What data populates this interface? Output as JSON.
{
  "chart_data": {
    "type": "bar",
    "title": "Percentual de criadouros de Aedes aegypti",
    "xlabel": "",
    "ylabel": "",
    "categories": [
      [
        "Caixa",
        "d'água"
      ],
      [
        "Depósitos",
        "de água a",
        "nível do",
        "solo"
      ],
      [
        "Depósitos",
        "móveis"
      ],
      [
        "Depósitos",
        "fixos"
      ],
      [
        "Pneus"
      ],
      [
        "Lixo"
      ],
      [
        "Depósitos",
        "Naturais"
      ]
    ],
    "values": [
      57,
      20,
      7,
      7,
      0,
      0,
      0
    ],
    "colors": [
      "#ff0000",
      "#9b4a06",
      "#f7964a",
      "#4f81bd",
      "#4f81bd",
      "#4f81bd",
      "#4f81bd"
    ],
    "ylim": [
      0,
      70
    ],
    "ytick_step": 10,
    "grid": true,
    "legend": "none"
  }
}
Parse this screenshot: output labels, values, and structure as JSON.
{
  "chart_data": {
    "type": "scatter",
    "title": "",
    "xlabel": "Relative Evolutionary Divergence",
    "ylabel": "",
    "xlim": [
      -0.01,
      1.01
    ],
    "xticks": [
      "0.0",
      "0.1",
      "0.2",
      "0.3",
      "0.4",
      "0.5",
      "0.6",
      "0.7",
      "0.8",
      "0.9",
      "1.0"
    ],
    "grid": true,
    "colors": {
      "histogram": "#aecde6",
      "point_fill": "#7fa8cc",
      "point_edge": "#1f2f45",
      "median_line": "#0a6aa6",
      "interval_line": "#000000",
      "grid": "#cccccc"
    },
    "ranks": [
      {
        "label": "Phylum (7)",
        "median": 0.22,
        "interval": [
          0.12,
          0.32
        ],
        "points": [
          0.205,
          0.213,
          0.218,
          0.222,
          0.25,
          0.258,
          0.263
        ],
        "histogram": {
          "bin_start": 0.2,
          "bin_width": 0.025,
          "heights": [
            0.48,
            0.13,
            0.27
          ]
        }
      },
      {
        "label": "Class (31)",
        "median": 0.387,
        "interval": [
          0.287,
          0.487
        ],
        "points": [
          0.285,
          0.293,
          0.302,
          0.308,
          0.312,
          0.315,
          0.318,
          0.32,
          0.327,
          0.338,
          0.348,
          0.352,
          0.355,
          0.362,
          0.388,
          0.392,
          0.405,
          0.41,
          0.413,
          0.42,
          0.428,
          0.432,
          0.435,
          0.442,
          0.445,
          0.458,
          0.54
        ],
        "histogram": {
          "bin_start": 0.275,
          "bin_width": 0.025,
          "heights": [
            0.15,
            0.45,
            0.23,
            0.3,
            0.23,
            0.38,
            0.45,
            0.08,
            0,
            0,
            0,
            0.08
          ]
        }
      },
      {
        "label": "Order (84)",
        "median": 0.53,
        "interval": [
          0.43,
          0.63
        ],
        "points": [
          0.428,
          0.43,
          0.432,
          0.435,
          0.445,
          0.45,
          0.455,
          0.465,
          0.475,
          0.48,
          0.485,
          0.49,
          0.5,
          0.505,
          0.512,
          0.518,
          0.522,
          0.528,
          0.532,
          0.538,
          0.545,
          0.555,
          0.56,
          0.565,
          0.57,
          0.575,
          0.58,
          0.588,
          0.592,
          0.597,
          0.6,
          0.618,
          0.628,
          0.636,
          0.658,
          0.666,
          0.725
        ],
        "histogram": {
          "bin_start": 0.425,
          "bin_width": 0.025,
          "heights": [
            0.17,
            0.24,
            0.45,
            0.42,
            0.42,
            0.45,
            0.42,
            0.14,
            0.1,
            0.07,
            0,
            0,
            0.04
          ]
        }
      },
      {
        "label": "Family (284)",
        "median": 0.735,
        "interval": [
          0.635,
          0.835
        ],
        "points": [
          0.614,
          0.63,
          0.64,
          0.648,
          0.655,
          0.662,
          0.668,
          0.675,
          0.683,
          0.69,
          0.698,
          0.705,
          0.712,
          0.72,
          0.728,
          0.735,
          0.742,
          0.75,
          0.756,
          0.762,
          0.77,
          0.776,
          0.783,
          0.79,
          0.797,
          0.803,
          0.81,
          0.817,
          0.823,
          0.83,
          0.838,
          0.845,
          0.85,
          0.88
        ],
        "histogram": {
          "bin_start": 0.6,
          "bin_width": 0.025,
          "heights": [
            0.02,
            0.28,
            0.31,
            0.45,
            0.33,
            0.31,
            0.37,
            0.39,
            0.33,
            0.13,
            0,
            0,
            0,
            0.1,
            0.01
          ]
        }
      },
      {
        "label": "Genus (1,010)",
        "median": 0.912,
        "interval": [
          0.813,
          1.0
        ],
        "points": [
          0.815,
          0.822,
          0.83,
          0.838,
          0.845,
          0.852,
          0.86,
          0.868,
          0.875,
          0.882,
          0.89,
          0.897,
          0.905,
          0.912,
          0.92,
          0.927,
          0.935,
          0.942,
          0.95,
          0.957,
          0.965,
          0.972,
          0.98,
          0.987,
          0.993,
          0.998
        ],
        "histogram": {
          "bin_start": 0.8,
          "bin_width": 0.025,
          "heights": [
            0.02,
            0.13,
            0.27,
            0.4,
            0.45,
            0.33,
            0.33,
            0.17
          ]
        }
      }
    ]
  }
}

====================

PROBLEM STATEMENT: Report each line in the preceding entries that holds the string "xlabel".

WRITTEN SOLUTION:
    "xlabel": "",
    "xlabel": "Relative Evolutionary Divergence",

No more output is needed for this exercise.